* **WORK INSTRUCTIONS**
How many lines in this material include the string "icon"? Answer with the number and nothing further.

* Begin PROVIDED INFORMATION *

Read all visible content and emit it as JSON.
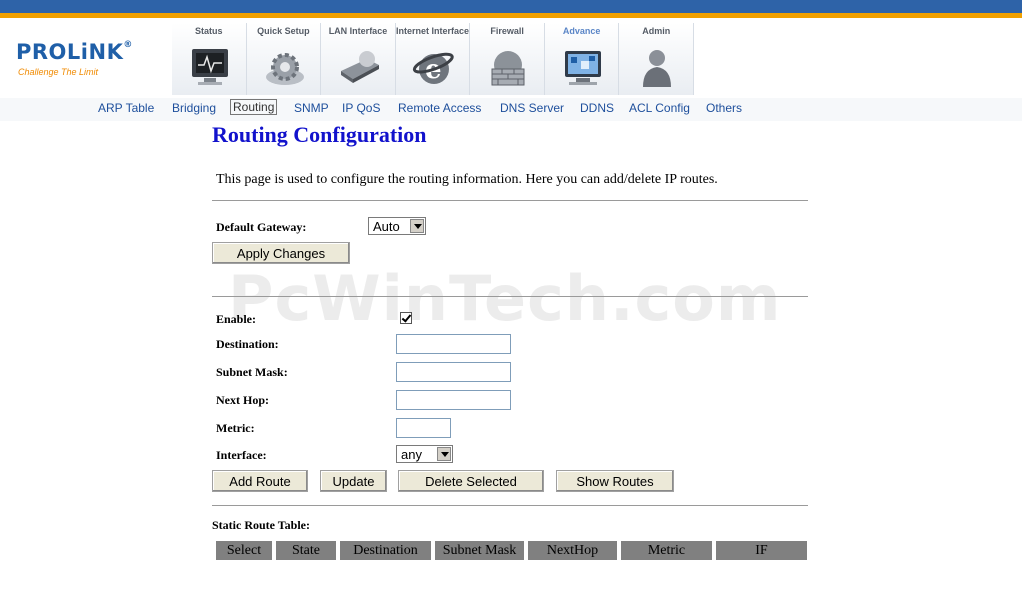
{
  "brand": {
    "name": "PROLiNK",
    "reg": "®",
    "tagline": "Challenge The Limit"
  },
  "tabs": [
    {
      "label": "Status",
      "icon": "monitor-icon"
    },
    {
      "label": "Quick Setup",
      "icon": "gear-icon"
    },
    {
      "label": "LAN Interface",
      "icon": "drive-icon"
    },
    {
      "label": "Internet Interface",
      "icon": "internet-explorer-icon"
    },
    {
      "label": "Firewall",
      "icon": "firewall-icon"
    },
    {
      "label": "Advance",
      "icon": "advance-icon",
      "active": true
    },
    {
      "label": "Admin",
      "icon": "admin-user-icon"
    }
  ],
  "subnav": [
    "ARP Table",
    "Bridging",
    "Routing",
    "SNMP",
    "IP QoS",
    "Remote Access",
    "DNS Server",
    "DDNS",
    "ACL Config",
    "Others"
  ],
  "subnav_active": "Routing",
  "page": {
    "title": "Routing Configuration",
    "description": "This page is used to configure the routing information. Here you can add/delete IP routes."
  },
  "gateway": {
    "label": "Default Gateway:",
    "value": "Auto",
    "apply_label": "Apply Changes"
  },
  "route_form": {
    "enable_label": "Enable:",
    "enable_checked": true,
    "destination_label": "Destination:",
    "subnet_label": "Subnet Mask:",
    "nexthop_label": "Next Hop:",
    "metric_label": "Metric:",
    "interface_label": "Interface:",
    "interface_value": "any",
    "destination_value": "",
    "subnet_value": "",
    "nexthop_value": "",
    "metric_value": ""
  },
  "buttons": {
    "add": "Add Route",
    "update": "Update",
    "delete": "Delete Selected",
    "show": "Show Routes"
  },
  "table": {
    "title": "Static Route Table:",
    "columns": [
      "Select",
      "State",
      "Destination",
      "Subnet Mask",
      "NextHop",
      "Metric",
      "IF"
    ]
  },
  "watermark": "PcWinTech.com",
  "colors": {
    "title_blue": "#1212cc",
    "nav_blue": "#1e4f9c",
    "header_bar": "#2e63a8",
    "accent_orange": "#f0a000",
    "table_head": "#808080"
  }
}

* End PROVIDED INFORMATION *
* Begin PROVIDED INFORMATION *

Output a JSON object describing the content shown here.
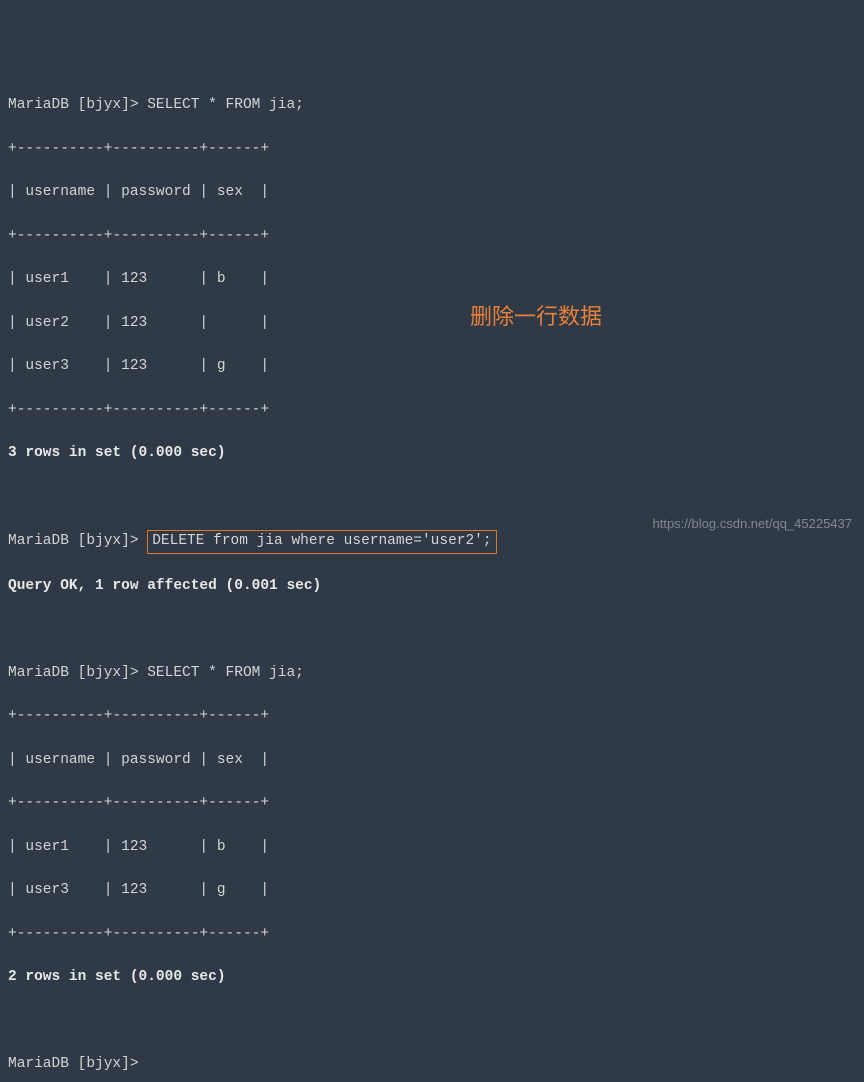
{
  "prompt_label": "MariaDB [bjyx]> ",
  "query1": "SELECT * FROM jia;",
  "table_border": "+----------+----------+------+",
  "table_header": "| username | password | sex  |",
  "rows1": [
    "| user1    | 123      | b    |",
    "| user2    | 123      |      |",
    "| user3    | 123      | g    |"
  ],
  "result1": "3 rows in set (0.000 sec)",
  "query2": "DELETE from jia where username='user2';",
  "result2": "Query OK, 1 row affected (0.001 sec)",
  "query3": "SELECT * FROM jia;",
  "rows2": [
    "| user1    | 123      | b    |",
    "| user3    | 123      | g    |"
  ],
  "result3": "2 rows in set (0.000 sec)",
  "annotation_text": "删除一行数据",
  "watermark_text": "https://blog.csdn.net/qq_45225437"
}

* End PROVIDED INFORMATION *

* **EXERCISE RESPONSE**
7